■ Work to complete
In the entries below, find every line with "this" and copy it.

■ Available records
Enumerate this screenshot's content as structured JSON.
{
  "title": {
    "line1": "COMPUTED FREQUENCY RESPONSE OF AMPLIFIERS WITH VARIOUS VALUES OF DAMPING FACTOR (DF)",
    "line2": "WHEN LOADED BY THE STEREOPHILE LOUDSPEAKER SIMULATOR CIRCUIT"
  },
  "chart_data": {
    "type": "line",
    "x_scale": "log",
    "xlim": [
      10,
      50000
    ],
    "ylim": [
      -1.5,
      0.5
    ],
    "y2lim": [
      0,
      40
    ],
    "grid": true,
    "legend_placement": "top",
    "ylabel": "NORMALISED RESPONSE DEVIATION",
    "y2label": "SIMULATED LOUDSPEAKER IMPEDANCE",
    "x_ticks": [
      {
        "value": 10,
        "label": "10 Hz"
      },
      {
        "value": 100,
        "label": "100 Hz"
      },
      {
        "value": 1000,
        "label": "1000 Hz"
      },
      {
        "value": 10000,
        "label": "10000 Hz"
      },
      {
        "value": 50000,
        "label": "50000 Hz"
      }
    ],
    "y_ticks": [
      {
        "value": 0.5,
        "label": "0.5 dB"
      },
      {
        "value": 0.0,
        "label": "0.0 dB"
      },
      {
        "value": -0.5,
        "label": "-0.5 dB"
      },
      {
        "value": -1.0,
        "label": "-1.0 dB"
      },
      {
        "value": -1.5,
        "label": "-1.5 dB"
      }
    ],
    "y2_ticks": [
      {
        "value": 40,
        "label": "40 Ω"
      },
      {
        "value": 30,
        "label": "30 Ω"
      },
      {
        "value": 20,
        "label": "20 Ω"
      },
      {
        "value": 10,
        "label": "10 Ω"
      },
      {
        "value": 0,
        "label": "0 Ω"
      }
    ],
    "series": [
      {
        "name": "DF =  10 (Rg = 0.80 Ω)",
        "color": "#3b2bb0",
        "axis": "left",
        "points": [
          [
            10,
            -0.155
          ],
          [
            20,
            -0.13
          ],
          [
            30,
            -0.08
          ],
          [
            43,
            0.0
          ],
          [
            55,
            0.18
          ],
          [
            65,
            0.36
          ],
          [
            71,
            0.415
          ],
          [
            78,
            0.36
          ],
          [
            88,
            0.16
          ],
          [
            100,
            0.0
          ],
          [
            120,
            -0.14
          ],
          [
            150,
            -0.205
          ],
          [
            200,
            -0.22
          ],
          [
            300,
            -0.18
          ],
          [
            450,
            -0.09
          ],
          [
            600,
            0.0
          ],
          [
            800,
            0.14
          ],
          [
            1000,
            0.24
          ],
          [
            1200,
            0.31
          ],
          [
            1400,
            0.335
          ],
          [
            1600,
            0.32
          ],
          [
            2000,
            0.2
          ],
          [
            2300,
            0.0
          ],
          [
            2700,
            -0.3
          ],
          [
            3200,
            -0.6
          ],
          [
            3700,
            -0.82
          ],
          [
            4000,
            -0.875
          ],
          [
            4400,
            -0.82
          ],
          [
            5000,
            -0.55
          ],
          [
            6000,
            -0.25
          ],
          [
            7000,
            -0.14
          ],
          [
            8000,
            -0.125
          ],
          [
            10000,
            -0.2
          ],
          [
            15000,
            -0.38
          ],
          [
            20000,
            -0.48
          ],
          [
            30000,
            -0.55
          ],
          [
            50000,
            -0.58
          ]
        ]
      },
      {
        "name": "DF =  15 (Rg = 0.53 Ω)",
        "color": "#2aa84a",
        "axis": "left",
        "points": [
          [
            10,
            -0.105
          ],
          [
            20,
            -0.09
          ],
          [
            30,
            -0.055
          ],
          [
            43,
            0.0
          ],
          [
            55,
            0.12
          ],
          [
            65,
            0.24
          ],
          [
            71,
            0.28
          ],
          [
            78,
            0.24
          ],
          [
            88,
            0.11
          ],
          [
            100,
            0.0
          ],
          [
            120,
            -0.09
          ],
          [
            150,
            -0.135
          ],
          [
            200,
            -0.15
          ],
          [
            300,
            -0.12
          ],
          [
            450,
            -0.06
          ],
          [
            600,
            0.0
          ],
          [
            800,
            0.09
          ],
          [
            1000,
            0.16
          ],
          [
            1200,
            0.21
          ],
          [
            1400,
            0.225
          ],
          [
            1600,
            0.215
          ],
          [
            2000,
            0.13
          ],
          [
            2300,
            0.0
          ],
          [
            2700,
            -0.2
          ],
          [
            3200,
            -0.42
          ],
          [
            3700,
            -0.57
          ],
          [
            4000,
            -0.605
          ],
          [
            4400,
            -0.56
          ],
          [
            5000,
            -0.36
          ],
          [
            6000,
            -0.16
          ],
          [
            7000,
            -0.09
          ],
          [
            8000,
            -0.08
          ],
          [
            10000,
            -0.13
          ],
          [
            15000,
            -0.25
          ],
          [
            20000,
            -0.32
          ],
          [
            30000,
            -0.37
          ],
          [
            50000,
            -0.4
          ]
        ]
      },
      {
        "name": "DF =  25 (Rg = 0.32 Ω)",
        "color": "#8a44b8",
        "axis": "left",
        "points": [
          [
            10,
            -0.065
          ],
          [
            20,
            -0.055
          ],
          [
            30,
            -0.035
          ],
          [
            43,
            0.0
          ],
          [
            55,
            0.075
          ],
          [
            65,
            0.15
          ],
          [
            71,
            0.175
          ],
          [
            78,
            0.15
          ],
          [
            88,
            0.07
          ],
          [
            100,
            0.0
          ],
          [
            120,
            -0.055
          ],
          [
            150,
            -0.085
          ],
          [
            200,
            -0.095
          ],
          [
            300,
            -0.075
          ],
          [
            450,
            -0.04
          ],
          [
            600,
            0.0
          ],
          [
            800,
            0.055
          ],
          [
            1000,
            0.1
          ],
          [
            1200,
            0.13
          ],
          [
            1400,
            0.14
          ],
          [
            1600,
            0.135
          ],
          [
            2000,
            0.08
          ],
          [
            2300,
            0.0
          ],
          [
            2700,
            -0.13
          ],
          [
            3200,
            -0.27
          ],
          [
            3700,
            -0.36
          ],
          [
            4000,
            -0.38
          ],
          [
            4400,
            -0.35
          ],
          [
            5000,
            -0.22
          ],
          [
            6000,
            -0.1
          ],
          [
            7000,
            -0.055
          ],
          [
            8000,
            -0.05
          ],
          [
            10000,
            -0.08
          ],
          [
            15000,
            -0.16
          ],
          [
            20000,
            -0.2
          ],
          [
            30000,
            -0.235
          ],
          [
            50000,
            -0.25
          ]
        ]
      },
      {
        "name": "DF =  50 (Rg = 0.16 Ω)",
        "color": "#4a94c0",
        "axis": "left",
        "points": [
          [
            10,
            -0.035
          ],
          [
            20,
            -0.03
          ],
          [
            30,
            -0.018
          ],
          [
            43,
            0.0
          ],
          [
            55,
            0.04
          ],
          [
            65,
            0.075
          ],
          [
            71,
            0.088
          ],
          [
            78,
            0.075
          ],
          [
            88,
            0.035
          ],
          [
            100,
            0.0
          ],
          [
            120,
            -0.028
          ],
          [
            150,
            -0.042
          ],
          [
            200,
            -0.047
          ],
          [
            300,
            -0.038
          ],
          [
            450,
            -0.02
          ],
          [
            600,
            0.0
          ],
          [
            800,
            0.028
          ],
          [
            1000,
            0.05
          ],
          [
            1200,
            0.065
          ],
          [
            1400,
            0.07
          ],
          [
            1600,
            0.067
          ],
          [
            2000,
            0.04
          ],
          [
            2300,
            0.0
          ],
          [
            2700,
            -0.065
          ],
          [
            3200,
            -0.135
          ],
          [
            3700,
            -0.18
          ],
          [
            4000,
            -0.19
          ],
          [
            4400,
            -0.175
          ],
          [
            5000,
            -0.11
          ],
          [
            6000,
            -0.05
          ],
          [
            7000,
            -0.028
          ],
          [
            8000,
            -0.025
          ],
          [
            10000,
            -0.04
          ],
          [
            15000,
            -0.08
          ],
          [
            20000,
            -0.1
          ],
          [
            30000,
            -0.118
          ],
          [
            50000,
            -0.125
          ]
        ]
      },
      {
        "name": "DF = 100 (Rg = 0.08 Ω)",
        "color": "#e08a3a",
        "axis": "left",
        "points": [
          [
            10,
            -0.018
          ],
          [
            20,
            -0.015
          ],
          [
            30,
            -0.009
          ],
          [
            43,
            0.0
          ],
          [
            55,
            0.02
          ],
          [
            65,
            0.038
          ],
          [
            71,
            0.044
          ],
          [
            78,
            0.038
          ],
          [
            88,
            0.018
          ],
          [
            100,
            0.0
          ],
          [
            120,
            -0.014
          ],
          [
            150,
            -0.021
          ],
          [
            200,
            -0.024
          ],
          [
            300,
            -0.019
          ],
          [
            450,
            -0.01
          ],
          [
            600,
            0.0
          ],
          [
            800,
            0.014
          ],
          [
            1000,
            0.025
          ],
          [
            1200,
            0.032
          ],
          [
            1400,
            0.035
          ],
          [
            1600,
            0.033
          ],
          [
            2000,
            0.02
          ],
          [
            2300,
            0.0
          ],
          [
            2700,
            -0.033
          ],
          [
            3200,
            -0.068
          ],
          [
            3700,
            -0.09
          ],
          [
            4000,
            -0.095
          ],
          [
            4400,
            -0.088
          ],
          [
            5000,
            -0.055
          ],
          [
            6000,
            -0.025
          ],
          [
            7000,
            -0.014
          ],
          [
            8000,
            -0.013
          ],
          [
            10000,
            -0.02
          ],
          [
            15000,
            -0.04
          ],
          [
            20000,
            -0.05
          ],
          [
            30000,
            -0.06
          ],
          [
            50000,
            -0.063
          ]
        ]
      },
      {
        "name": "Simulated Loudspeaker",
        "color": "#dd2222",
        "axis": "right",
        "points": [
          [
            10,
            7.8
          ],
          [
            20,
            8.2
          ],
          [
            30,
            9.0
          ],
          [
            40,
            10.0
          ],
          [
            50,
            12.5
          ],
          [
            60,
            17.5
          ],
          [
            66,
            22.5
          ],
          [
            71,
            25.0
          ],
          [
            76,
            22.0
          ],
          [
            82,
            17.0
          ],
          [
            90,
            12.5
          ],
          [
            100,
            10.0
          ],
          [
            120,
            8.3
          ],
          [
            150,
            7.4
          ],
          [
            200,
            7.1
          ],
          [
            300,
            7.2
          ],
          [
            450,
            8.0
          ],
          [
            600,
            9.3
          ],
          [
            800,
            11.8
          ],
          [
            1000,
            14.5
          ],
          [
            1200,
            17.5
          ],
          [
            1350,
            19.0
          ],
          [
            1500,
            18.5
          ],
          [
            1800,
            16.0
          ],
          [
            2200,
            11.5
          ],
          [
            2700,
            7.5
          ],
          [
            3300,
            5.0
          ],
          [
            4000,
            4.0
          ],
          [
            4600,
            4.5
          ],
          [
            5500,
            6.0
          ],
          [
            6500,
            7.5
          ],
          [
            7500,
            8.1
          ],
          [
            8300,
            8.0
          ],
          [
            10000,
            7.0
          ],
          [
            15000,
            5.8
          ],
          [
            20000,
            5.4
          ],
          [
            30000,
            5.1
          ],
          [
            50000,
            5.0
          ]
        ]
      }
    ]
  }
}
* * *
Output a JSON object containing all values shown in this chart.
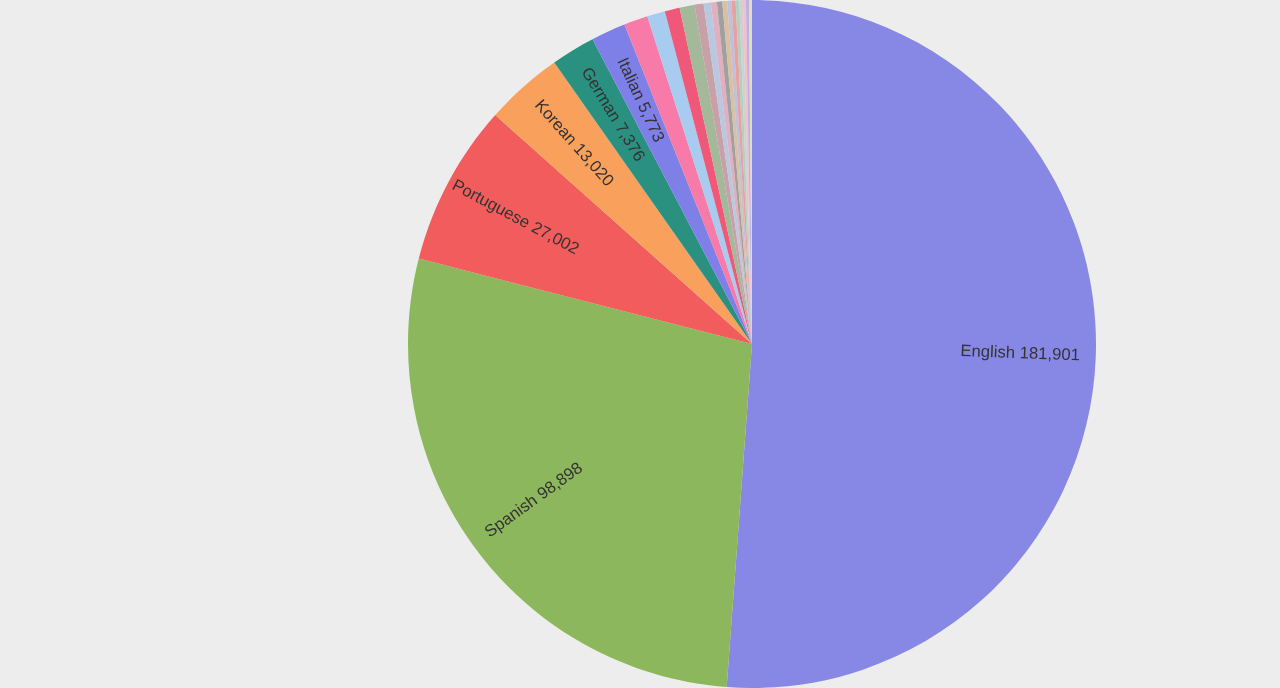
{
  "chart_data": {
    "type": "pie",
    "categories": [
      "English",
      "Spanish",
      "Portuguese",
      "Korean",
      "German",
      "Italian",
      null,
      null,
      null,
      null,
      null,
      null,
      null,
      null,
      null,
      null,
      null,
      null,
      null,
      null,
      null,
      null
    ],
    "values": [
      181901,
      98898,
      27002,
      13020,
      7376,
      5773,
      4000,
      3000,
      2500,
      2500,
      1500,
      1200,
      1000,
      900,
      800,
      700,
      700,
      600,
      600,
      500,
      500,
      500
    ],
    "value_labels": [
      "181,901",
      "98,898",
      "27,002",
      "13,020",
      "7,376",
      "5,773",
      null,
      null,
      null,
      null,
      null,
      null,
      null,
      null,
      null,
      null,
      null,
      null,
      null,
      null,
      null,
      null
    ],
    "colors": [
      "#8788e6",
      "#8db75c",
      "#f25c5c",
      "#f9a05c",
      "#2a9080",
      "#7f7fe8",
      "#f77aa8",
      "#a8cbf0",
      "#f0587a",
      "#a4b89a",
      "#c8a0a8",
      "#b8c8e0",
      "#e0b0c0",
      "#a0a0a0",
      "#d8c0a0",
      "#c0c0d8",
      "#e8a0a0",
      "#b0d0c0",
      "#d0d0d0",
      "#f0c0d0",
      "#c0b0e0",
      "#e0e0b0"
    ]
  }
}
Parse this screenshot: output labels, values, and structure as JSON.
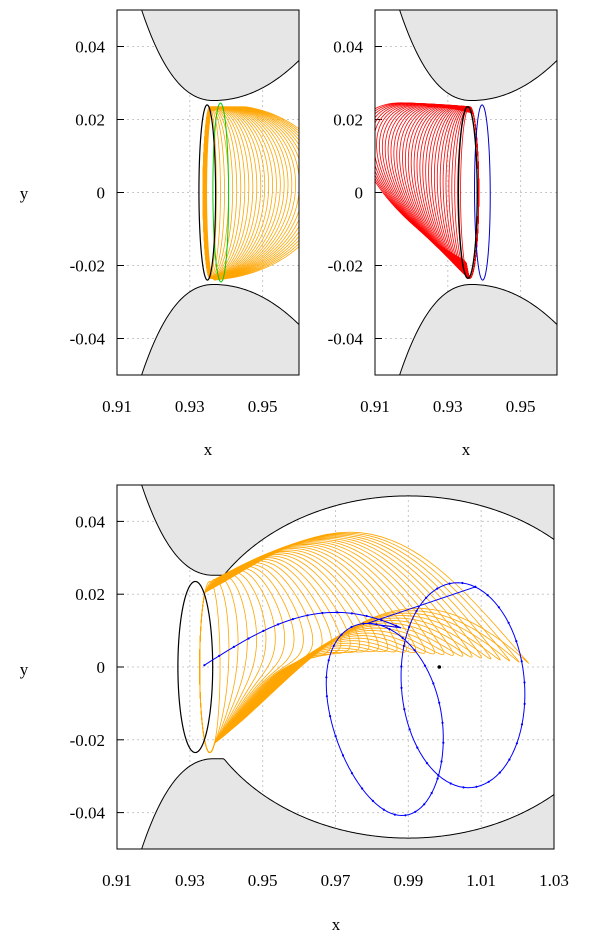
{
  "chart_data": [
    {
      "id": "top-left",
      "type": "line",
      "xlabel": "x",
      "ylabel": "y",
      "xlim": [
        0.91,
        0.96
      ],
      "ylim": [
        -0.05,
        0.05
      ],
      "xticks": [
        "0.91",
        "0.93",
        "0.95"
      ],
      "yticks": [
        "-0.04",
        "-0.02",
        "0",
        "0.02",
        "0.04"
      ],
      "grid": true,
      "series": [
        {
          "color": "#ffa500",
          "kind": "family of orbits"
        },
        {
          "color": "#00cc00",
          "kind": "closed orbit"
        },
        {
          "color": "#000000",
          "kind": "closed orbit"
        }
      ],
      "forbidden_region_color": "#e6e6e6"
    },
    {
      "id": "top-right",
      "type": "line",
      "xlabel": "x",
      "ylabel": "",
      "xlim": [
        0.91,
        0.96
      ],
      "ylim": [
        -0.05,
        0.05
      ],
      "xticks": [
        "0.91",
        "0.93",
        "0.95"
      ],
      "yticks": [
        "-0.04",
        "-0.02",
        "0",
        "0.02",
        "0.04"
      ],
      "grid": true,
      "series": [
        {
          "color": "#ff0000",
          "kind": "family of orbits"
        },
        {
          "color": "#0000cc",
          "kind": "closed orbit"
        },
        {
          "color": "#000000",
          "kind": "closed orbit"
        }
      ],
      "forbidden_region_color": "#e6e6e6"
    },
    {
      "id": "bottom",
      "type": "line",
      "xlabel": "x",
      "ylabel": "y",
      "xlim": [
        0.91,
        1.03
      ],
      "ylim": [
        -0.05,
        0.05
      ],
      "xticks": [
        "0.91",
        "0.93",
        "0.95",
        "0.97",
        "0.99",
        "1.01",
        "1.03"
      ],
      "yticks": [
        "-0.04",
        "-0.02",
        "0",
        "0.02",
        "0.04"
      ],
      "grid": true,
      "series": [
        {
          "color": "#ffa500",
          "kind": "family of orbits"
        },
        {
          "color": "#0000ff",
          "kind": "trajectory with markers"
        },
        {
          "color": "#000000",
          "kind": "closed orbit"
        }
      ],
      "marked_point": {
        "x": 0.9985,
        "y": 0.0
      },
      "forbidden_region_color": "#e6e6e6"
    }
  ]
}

■ Written response
Enumerate this screenshot's content as structured JSON.
Output a JSON object containing all values shown in this chart.
Parse this screenshot: output labels, values, and structure as JSON.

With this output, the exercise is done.